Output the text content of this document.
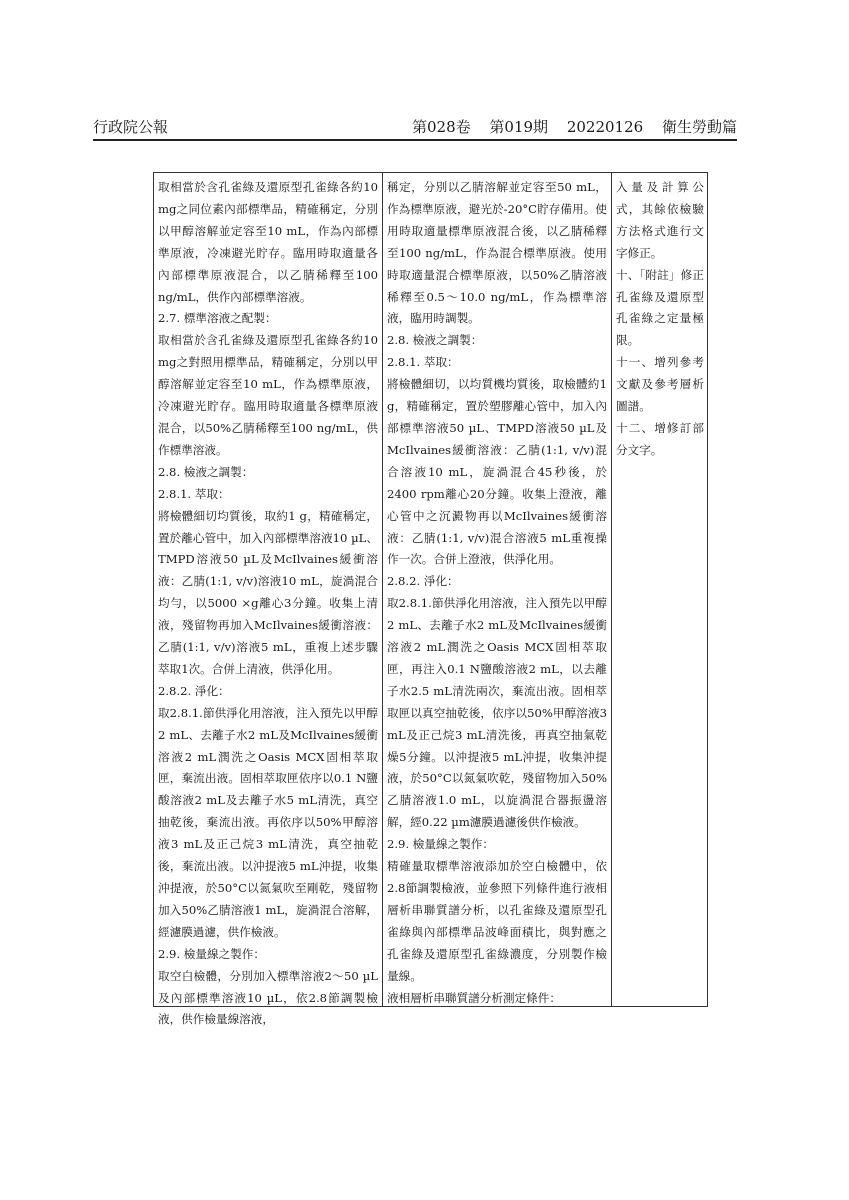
行政院公報	第028卷 第019期 20220126 衛生勞動篇

取相當於含孔雀綠及還原型孔雀綠各約10 mg之同位素內部標準品，精確稱定，分別以甲醇溶解並定容至10 mL，作為內部標準原液，冷凍避光貯存。臨用時取適量各內部標準原液混合，以乙腈稀釋至100 ng/mL，供作內部標準溶液。

2.7. 標準溶液之配製：

取相當於含孔雀綠及還原型孔雀綠各約10 mg之對照用標準品，精確稱定，分別以甲醇溶解並定容至10 mL，作為標準原液，冷凍避光貯存。臨用時取適量各標準原液混合，以50%乙腈稀釋至100 ng/mL，供作標準溶液。

2.8. 檢液之調製：

2.8.1. 萃取：

將檢體細切均質後，取約1 g，精確稱定，置於離心管中，加入內部標準溶液10 µL、TMPD溶液50 µL及McIlvaines緩衝溶液：乙腈(1:1, v/v)溶液10 mL，旋渦混合均勻，以5000 ×g離心3分鐘。收集上清液，殘留物再加入McIlvaines緩衝溶液：乙腈(1:1, v/v)溶液5 mL，重複上述步驟萃取1次。合併上清液，供淨化用。

2.8.2. 淨化：

取2.8.1.節供淨化用溶液，注入預先以甲醇2 mL、去離子水2 mL及McIlvaines緩衝溶液2 mL潤洗之Oasis MCX固相萃取匣，棄流出液。固相萃取匣依序以0.1 N鹽酸溶液2 mL及去離子水5 mL清洗，真空抽乾後，棄流出液。再依序以50%甲醇溶液3 mL及正己烷3 mL清洗，真空抽乾後，棄流出液。以沖提液5 mL沖提，收集沖提液，於50°C以氮氣吹至剛乾，殘留物加入50%乙腈溶液1 mL，旋渦混合溶解，經濾膜過濾，供作檢液。

2.9. 檢量線之製作：

取空白檢體，分別加入標準溶液2～50 µL及內部標準溶液10 µL，依2.8節調製檢液，供作檢量線溶液，

稱定，分別以乙腈溶解並定容至50 mL，作為標準原液，避光於-20°C貯存備用。使用時取適量標準原液混合後，以乙腈稀釋至100 ng/mL，作為混合標準原液。使用時取適量混合標準原液，以50%乙腈溶液稀釋至0.5～10.0 ng/mL，作為標準溶液，臨用時調製。

2.8. 檢液之調製：

2.8.1. 萃取：

將檢體細切，以均質機均質後，取檢體約1 g，精確稱定，置於塑膠離心管中，加入內部標準溶液50 µL、TMPD溶液50 µL及McIlvaines緩衝溶液：乙腈(1:1, v/v)混合溶液10 mL，旋渦混合45秒後，於2400 rpm離心20分鐘。收集上澄液，離心管中之沉澱物再以McIlvaines緩衝溶液：乙腈(1:1, v/v)混合溶液5 mL重複操作一次。合併上澄液，供淨化用。

2.8.2. 淨化：

取2.8.1.節供淨化用溶液，注入預先以甲醇2 mL、去離子水2 mL及McIlvaines緩衝溶液2 mL潤洗之Oasis MCX固相萃取匣，再注入0.1 N鹽酸溶液2 mL，以去離子水2.5 mL清洗兩次，棄流出液。固相萃取匣以真空抽乾後，依序以50%甲醇溶液3 mL及正己烷3 mL清洗後，再真空抽氣乾燥5分鐘。以沖提液5 mL沖提，收集沖提液，於50°C以氮氣吹乾，殘留物加入50%乙腈溶液1.0 mL，以旋渦混合器振盪溶解，經0.22 µm濾膜過濾後供作檢液。

2.9. 檢量線之製作：

精確量取標準溶液添加於空白檢體中，依2.8節調製檢液，並參照下列條件進行液相層析串聯質譜分析，以孔雀綠及還原型孔雀綠與內部標準品波峰面積比，與對應之孔雀綠及還原型孔雀綠濃度，分別製作檢量線。

液相層析串聯質譜分析測定條件：

入量及計算公式，其餘依檢驗方法格式進行文字修正。

十、「附註」修正孔雀綠及還原型孔雀綠之定量極限。

十一、增列參考文獻及參考層析圖譜。

十二、增修訂部分文字。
_____
* **REQUIRED WORK**
Copy the data word for word. Pictures do not go in the copy.

* **FINAL ANSWER**
Output the text content of this document.
行政院公報	第028卷 第019期 20220126 衛生勞動篇

取相當於含孔雀綠及還原型孔雀綠各約10 mg之同位素內部標準品，精確稱定，分別以甲醇溶解並定容至10 mL，作為內部標準原液，冷凍避光貯存。臨用時取適量各內部標準原液混合，以乙腈稀釋至100 ng/mL，供作內部標準溶液。

2.7. 標準溶液之配製：

取相當於含孔雀綠及還原型孔雀綠各約10 mg之對照用標準品，精確稱定，分別以甲醇溶解並定容至10 mL，作為標準原液，冷凍避光貯存。臨用時取適量各標準原液混合，以50%乙腈稀釋至100 ng/mL，供作標準溶液。

2.8. 檢液之調製：

2.8.1. 萃取：

將檢體細切均質後，取約1 g，精確稱定，置於離心管中，加入內部標準溶液10 µL、TMPD溶液50 µL及McIlvaines緩衝溶液：乙腈(1:1, v/v)溶液10 mL，旋渦混合均勻，以5000 ×g離心3分鐘。收集上清液，殘留物再加入McIlvaines緩衝溶液：乙腈(1:1, v/v)溶液5 mL，重複上述步驟萃取1次。合併上清液，供淨化用。

2.8.2. 淨化：

取2.8.1.節供淨化用溶液，注入預先以甲醇2 mL、去離子水2 mL及McIlvaines緩衝溶液2 mL潤洗之Oasis MCX固相萃取匣，棄流出液。固相萃取匣依序以0.1 N鹽酸溶液2 mL及去離子水5 mL清洗，真空抽乾後，棄流出液。再依序以50%甲醇溶液3 mL及正己烷3 mL清洗，真空抽乾後，棄流出液。以沖提液5 mL沖提，收集沖提液，於50°C以氮氣吹至剛乾，殘留物加入50%乙腈溶液1 mL，旋渦混合溶解，經濾膜過濾，供作檢液。

2.9. 檢量線之製作：

取空白檢體，分別加入標準溶液2～50 µL及內部標準溶液10 µL，依2.8節調製檢液，供作檢量線溶液，

稱定，分別以乙腈溶解並定容至50 mL，作為標準原液，避光於-20°C貯存備用。使用時取適量標準原液混合後，以乙腈稀釋至100 ng/mL，作為混合標準原液。使用時取適量混合標準原液，以50%乙腈溶液稀釋至0.5～10.0 ng/mL，作為標準溶液，臨用時調製。

2.8. 檢液之調製：

2.8.1. 萃取：

將檢體細切，以均質機均質後，取檢體約1 g，精確稱定，置於塑膠離心管中，加入內部標準溶液50 µL、TMPD溶液50 µL及McIlvaines緩衝溶液：乙腈(1:1, v/v)混合溶液10 mL，旋渦混合45秒後，於2400 rpm離心20分鐘。收集上澄液，離心管中之沉澱物再以McIlvaines緩衝溶液：乙腈(1:1, v/v)混合溶液5 mL重複操作一次。合併上澄液，供淨化用。

2.8.2. 淨化：

取2.8.1.節供淨化用溶液，注入預先以甲醇2 mL、去離子水2 mL及McIlvaines緩衝溶液2 mL潤洗之Oasis MCX固相萃取匣，再注入0.1 N鹽酸溶液2 mL，以去離子水2.5 mL清洗兩次，棄流出液。固相萃取匣以真空抽乾後，依序以50%甲醇溶液3 mL及正己烷3 mL清洗後，再真空抽氣乾燥5分鐘。以沖提液5 mL沖提，收集沖提液，於50°C以氮氣吹乾，殘留物加入50%乙腈溶液1.0 mL，以旋渦混合器振盪溶解，經0.22 µm濾膜過濾後供作檢液。

2.9. 檢量線之製作：

精確量取標準溶液添加於空白檢體中，依2.8節調製檢液，並參照下列條件進行液相層析串聯質譜分析，以孔雀綠及還原型孔雀綠與內部標準品波峰面積比，與對應之孔雀綠及還原型孔雀綠濃度，分別製作檢量線。

液相層析串聯質譜分析測定條件：

入量及計算公式，其餘依檢驗方法格式進行文字修正。

十、「附註」修正孔雀綠及還原型孔雀綠之定量極限。

十一、增列參考文獻及參考層析圖譜。

十二、增修訂部分文字。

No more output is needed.